→ **What you need to do**
Below are the records; locate each line with the word "color" and copy it.

[Records for processing start]

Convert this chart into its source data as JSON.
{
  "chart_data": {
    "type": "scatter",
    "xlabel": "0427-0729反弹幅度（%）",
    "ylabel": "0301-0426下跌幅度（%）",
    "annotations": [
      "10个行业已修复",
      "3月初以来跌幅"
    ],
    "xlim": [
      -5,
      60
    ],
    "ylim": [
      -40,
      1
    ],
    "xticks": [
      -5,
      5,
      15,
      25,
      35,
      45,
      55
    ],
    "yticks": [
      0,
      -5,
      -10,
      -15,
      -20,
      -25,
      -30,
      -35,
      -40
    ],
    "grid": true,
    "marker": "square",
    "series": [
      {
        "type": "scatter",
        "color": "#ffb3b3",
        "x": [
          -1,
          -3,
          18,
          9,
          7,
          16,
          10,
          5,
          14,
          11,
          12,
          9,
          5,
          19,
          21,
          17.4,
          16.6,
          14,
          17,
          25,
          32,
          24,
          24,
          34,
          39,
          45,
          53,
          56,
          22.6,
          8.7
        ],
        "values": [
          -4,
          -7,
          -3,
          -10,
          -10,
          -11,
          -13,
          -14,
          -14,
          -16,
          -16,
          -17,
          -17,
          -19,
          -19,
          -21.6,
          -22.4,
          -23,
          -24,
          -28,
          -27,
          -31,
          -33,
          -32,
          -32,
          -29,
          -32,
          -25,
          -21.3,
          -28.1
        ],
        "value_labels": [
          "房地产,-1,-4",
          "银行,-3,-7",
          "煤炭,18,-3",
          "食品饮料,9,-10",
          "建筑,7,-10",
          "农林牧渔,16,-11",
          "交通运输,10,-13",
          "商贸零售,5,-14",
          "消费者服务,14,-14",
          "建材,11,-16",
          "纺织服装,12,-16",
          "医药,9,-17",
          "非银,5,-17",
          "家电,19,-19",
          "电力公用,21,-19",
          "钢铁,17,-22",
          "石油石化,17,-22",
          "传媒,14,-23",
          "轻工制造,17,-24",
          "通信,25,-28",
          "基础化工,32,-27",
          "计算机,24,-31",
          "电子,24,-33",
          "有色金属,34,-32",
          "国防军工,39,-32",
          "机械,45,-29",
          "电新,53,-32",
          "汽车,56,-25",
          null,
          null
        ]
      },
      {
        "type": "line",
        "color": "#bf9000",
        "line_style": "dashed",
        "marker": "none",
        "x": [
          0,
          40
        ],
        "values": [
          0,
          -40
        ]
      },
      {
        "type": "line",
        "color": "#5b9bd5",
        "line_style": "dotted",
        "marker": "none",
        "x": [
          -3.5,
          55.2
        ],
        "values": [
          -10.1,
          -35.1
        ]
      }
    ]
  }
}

[Records for processing end]

→ **Answer for the task**
        "color": "#ffb3b3",
        "color": "#bf9000",
        "color": "#5b9bd5",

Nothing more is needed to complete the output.